INSTRUCTION:
Copy all lines that contain the word "this".

** START OF ROWS **

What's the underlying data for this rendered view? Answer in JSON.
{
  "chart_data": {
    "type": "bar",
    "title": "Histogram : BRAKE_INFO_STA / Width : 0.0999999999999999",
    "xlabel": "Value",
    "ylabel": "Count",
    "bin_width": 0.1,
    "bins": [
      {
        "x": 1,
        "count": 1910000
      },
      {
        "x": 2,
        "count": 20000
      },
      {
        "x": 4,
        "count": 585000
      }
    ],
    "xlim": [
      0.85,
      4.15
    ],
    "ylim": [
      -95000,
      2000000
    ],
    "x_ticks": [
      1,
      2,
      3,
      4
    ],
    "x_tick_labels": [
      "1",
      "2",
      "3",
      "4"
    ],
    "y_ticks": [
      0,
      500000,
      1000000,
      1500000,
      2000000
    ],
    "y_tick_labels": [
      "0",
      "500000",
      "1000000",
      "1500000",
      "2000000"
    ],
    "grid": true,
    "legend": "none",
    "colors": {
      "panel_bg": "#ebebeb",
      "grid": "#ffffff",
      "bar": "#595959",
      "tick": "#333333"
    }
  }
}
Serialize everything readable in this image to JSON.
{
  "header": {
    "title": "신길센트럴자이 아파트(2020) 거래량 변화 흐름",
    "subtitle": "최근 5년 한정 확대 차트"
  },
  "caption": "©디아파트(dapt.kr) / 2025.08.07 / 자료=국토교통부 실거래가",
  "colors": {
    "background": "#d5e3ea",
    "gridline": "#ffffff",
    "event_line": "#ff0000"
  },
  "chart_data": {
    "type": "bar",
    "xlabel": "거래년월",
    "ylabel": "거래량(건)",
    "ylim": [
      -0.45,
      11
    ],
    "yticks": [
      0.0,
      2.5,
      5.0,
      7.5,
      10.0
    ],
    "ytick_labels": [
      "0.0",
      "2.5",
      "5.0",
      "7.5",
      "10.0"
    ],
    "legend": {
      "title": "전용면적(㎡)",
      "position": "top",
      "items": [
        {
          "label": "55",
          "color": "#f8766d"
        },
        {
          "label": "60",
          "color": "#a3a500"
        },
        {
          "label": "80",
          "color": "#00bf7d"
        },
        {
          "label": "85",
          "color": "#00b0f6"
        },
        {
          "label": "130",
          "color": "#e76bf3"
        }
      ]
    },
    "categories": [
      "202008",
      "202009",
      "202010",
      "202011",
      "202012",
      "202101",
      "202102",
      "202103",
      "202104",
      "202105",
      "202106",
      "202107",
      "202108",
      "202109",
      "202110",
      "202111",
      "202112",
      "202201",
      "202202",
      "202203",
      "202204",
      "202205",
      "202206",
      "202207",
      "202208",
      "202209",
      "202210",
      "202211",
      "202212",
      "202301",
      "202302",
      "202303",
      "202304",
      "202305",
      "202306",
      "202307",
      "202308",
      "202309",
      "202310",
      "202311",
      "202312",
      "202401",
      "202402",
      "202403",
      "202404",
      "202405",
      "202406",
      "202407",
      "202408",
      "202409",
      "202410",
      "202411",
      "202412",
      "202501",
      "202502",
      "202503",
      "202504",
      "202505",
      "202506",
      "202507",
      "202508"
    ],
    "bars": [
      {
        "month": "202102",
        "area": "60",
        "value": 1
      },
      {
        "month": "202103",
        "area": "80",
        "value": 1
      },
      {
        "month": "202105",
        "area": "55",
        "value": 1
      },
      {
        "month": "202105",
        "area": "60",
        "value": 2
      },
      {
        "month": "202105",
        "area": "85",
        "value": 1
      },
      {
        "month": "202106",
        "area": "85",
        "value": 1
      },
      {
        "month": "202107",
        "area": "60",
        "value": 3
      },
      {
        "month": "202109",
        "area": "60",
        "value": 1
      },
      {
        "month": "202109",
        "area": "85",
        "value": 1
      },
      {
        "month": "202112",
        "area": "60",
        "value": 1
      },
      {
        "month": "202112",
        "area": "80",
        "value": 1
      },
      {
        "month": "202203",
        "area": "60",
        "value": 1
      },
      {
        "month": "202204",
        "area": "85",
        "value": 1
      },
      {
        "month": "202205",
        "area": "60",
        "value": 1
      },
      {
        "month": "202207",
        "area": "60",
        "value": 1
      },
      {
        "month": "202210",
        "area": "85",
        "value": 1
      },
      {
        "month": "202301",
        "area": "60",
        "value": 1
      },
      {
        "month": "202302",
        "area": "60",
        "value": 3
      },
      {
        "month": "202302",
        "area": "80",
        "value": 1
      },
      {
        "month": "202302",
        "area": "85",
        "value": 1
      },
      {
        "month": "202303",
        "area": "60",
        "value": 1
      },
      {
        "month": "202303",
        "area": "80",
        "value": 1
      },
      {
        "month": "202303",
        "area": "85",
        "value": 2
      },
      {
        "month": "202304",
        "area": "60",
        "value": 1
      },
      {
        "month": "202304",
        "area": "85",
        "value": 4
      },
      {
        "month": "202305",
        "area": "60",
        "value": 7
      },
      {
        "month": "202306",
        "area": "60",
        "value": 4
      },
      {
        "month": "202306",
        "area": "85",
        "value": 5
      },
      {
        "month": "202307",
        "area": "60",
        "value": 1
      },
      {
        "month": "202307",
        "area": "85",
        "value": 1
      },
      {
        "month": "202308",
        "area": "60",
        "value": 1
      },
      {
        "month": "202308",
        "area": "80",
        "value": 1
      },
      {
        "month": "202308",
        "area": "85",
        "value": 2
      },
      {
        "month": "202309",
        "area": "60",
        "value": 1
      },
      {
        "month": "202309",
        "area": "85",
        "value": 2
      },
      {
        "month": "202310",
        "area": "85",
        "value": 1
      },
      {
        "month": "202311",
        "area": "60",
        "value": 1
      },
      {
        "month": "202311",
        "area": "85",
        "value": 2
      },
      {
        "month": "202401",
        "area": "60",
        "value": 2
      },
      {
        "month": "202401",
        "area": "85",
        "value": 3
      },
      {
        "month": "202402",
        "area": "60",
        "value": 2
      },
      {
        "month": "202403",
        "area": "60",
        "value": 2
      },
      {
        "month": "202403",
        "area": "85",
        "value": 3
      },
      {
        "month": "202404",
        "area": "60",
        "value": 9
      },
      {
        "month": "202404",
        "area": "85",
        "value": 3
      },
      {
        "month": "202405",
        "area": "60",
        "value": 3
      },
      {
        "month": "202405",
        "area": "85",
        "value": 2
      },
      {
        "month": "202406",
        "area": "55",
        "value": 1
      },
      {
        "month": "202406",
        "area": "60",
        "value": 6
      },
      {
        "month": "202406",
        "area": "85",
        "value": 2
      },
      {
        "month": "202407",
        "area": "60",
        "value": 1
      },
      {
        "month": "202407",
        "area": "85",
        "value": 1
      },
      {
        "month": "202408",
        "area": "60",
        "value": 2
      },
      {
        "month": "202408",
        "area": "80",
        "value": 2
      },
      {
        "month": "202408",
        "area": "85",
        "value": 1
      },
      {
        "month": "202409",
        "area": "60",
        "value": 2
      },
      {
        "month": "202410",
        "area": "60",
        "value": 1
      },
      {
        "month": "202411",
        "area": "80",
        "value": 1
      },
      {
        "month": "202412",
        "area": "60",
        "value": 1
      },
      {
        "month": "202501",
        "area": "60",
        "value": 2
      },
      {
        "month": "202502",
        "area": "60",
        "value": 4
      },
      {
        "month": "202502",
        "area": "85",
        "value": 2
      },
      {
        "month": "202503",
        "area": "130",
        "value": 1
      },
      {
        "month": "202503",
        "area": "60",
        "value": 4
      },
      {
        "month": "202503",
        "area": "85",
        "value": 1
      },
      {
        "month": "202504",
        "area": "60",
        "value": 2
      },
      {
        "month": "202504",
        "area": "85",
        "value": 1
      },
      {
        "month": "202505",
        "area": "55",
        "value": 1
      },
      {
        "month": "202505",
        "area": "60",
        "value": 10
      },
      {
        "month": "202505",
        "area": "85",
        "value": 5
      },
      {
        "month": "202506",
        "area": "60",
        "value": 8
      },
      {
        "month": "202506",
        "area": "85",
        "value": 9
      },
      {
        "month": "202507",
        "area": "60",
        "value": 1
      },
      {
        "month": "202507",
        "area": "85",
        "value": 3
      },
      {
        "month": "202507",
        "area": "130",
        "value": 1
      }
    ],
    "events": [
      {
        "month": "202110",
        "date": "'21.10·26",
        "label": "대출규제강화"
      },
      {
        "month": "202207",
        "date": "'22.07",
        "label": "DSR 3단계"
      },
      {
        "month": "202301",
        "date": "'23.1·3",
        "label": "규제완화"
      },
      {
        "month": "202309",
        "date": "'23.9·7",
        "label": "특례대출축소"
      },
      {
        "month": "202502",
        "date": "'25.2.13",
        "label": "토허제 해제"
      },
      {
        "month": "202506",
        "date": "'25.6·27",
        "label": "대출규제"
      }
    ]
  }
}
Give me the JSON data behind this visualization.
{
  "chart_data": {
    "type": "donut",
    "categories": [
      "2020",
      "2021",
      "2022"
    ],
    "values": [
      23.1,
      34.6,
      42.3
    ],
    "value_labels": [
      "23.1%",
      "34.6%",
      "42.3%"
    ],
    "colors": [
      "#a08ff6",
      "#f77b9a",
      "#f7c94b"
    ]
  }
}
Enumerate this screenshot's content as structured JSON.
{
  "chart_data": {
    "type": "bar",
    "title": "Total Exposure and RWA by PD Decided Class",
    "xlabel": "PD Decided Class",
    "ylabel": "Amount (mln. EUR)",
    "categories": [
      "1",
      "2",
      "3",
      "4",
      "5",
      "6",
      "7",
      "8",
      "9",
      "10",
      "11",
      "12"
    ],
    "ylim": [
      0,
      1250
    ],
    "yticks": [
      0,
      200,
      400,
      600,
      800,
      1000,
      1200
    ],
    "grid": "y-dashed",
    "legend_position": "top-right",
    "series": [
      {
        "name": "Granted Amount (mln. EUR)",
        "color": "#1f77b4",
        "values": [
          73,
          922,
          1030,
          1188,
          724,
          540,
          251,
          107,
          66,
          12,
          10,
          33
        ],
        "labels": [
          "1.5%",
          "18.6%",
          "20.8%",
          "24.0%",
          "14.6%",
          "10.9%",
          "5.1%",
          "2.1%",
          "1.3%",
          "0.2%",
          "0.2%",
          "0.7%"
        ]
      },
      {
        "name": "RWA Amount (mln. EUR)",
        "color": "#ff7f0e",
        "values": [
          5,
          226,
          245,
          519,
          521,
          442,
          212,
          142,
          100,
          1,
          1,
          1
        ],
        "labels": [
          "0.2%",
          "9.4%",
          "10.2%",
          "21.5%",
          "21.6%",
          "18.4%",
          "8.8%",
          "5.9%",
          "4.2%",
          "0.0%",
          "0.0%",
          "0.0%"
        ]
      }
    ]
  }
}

** END OF ROWS **

THE REPLY:
What's the underlying data for this rendered view? Answer in JSON.
Serialize everything readable in this image to JSON.
Give me the JSON data behind this visualization.
Enumerate this screenshot's content as structured JSON.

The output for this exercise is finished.